_Requirement_:
Rewrite these lines, swapping each "band-label" for "zone-label" and leaving everything else untouched.

(Items listed in a dataset)

=-=-=

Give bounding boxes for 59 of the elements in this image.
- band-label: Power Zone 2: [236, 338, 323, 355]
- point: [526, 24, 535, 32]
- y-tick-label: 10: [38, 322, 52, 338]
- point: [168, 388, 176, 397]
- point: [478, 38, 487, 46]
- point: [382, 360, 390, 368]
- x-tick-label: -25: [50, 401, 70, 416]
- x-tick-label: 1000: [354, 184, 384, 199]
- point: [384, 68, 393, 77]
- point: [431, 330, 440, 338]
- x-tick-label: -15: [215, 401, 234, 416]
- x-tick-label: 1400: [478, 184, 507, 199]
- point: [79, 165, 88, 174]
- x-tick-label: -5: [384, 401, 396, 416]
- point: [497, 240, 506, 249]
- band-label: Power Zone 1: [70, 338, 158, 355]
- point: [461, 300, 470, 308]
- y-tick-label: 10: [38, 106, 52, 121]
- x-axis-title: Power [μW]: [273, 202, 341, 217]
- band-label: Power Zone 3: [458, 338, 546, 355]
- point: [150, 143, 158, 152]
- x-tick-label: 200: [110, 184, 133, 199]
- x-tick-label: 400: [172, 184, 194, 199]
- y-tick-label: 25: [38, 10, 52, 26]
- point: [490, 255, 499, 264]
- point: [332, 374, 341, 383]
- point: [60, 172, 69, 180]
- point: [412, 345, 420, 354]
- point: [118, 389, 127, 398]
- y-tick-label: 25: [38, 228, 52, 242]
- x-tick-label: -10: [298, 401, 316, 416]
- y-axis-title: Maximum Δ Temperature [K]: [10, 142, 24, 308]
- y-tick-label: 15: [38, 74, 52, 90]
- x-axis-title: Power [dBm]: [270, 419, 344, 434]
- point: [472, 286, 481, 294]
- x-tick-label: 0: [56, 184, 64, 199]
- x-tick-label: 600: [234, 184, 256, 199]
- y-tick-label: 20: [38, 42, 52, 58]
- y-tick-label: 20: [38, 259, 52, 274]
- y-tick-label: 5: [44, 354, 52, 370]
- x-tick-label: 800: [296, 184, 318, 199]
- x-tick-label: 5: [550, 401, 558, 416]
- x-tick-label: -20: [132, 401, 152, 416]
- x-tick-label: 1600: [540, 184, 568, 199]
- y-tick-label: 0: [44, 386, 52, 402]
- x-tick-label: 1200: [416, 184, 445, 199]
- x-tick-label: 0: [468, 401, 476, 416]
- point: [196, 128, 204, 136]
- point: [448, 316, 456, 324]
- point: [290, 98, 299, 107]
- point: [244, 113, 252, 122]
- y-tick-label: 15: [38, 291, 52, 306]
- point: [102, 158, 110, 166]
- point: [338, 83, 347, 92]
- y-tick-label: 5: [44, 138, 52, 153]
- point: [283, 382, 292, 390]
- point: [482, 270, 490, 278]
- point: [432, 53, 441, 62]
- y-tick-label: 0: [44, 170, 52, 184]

=-=-=

_Written solution_:
Give bounding boxes for 59 of the elements in this image.
- zone-label: Power Zone 2: [236, 338, 323, 355]
- point: [526, 24, 535, 32]
- y-tick-label: 10: [38, 322, 52, 338]
- point: [168, 388, 176, 397]
- point: [478, 38, 487, 46]
- point: [382, 360, 390, 368]
- x-tick-label: -25: [50, 401, 70, 416]
- x-tick-label: 1000: [354, 184, 384, 199]
- point: [384, 68, 393, 77]
- point: [431, 330, 440, 338]
- x-tick-label: -15: [215, 401, 234, 416]
- x-tick-label: 1400: [478, 184, 507, 199]
- point: [79, 165, 88, 174]
- x-tick-label: -5: [384, 401, 396, 416]
- point: [497, 240, 506, 249]
- zone-label: Power Zone 1: [70, 338, 158, 355]
- point: [461, 300, 470, 308]
- y-tick-label: 10: [38, 106, 52, 121]
- x-axis-title: Power [μW]: [273, 202, 341, 217]
- zone-label: Power Zone 3: [458, 338, 546, 355]
- point: [150, 143, 158, 152]
- x-tick-label: 200: [110, 184, 133, 199]
- x-tick-label: 400: [172, 184, 194, 199]
- y-tick-label: 25: [38, 10, 52, 26]
- point: [490, 255, 499, 264]
- point: [332, 374, 341, 383]
- point: [60, 172, 69, 180]
- point: [412, 345, 420, 354]
- point: [118, 389, 127, 398]
- y-tick-label: 25: [38, 228, 52, 242]
- x-tick-label: -10: [298, 401, 316, 416]
- y-axis-title: Maximum Δ Temperature [K]: [10, 142, 24, 308]
- y-tick-label: 15: [38, 74, 52, 90]
- x-axis-title: Power [dBm]: [270, 419, 344, 434]
- point: [472, 286, 481, 294]
- x-tick-label: 0: [56, 184, 64, 199]
- x-tick-label: 600: [234, 184, 256, 199]
- y-tick-label: 20: [38, 42, 52, 58]
- y-tick-label: 20: [38, 259, 52, 274]
- y-tick-label: 5: [44, 354, 52, 370]
- x-tick-label: 800: [296, 184, 318, 199]
- x-tick-label: 5: [550, 401, 558, 416]
- x-tick-label: -20: [132, 401, 152, 416]
- x-tick-label: 1600: [540, 184, 568, 199]
- y-tick-label: 0: [44, 386, 52, 402]
- x-tick-label: 1200: [416, 184, 445, 199]
- x-tick-label: 0: [468, 401, 476, 416]
- point: [196, 128, 204, 136]
- point: [448, 316, 456, 324]
- point: [290, 98, 299, 107]
- point: [244, 113, 252, 122]
- y-tick-label: 15: [38, 291, 52, 306]
- point: [102, 158, 110, 166]
- point: [338, 83, 347, 92]
- y-tick-label: 5: [44, 138, 52, 153]
- point: [283, 382, 292, 390]
- point: [482, 270, 490, 278]
- point: [432, 53, 441, 62]
- y-tick-label: 0: [44, 170, 52, 184]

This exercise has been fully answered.